** BEGIN Given records **

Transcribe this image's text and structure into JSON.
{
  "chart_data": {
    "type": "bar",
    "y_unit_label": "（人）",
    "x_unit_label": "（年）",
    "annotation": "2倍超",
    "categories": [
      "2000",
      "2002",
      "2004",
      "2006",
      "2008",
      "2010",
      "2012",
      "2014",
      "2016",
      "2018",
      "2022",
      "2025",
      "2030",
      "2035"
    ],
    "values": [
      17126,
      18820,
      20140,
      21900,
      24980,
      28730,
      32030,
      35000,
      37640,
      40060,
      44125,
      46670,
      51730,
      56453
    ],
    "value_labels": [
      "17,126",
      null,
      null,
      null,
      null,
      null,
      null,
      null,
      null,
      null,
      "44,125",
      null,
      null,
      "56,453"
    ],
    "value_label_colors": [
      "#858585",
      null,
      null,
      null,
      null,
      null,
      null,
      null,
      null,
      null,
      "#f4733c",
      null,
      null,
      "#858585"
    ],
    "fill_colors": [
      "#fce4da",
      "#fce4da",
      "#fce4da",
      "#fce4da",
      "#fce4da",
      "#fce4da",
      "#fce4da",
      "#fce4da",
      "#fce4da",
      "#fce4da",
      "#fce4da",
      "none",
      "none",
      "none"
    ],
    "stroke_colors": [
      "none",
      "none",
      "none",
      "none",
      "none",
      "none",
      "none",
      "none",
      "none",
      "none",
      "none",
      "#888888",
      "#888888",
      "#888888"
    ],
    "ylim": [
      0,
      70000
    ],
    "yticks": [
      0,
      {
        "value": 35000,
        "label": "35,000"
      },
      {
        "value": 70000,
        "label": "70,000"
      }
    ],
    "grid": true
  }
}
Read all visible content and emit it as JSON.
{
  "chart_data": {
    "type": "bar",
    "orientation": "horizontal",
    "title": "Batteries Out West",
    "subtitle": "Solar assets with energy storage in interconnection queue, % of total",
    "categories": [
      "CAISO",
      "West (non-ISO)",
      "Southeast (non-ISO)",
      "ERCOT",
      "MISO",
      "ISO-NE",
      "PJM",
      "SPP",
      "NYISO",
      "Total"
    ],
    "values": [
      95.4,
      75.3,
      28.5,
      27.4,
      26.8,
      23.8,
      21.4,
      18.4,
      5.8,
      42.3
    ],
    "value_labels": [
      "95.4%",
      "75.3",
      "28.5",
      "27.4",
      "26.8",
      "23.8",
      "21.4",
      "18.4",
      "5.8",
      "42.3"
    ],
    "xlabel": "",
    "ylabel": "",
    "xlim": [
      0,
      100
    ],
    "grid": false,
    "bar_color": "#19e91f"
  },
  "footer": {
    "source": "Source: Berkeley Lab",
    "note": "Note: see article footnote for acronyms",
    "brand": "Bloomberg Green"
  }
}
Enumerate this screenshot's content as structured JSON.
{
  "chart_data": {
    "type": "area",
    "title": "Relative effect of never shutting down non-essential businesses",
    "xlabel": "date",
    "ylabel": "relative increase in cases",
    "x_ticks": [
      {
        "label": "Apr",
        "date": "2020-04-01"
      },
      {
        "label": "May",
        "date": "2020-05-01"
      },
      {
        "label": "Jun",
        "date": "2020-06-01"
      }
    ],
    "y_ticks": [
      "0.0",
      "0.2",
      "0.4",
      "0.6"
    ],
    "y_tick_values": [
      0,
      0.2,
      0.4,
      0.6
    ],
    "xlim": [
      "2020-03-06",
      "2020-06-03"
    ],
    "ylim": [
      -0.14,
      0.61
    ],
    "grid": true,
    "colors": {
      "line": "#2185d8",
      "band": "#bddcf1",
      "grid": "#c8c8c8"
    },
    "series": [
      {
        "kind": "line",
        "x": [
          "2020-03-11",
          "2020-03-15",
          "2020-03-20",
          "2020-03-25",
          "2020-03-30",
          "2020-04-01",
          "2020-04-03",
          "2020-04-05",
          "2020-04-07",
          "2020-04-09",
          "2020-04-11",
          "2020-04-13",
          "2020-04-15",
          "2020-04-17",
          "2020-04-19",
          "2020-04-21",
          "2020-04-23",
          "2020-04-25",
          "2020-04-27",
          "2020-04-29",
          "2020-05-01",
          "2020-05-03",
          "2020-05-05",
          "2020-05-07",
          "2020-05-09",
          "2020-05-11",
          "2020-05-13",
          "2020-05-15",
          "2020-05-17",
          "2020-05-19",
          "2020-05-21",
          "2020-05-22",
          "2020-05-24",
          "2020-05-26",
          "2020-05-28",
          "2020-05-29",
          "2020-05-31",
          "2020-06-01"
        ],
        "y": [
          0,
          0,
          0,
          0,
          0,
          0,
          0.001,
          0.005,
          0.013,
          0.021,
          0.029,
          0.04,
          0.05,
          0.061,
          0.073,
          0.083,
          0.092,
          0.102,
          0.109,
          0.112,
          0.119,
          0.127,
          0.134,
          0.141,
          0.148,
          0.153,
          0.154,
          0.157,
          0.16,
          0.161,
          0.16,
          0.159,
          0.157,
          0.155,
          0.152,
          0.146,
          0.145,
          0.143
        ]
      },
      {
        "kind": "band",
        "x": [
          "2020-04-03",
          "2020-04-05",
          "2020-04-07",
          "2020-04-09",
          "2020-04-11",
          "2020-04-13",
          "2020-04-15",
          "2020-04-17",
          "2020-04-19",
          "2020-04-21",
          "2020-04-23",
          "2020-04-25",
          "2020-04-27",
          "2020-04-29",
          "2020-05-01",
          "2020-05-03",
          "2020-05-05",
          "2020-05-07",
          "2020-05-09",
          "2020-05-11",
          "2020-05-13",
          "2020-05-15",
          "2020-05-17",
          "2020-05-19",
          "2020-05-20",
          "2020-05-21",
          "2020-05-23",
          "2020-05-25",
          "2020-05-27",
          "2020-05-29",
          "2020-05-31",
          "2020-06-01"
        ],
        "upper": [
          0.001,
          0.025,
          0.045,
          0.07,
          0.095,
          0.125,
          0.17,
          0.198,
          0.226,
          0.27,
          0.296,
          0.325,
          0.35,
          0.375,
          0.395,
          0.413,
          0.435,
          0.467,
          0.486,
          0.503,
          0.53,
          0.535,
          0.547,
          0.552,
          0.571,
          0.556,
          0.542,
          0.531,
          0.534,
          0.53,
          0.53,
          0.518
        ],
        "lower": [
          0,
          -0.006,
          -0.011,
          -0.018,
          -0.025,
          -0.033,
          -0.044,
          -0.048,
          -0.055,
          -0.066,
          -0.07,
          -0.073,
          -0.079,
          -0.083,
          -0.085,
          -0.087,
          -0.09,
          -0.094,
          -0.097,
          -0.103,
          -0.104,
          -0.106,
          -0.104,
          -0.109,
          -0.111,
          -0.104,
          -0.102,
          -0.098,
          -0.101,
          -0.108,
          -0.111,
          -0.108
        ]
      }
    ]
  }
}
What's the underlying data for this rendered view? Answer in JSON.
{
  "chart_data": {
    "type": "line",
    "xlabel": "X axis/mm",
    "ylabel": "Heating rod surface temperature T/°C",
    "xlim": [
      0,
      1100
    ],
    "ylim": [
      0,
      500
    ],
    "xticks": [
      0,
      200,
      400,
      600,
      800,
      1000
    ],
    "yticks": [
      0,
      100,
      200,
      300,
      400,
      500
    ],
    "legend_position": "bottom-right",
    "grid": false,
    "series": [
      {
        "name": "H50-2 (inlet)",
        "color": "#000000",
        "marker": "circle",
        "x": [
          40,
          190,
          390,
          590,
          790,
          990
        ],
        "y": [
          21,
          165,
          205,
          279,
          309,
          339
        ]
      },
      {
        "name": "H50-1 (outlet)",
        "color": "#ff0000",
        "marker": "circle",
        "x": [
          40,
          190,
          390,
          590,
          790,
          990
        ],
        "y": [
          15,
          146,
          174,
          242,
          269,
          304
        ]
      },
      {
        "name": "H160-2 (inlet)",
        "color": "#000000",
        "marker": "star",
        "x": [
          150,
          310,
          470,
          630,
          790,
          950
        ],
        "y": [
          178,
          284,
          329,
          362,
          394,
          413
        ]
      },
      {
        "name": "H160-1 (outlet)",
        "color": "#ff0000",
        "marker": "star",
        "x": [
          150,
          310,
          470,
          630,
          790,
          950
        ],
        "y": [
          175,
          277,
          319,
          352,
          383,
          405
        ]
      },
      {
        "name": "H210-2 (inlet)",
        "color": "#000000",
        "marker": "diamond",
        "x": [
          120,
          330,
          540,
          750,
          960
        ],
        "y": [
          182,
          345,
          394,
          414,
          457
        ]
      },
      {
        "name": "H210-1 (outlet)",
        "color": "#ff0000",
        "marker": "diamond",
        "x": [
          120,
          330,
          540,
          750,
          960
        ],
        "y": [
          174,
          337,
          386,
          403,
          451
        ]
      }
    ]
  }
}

** END Given records **

### Set problem
Check each line of the entries above for the word "JSON". List the ones that have it.

### Finished exercise
Transcribe this image's text and structure into JSON.
Read all visible content and emit it as JSON.
Enumerate this screenshot's content as structured JSON.
What's the underlying data for this rendered view? Answer in JSON.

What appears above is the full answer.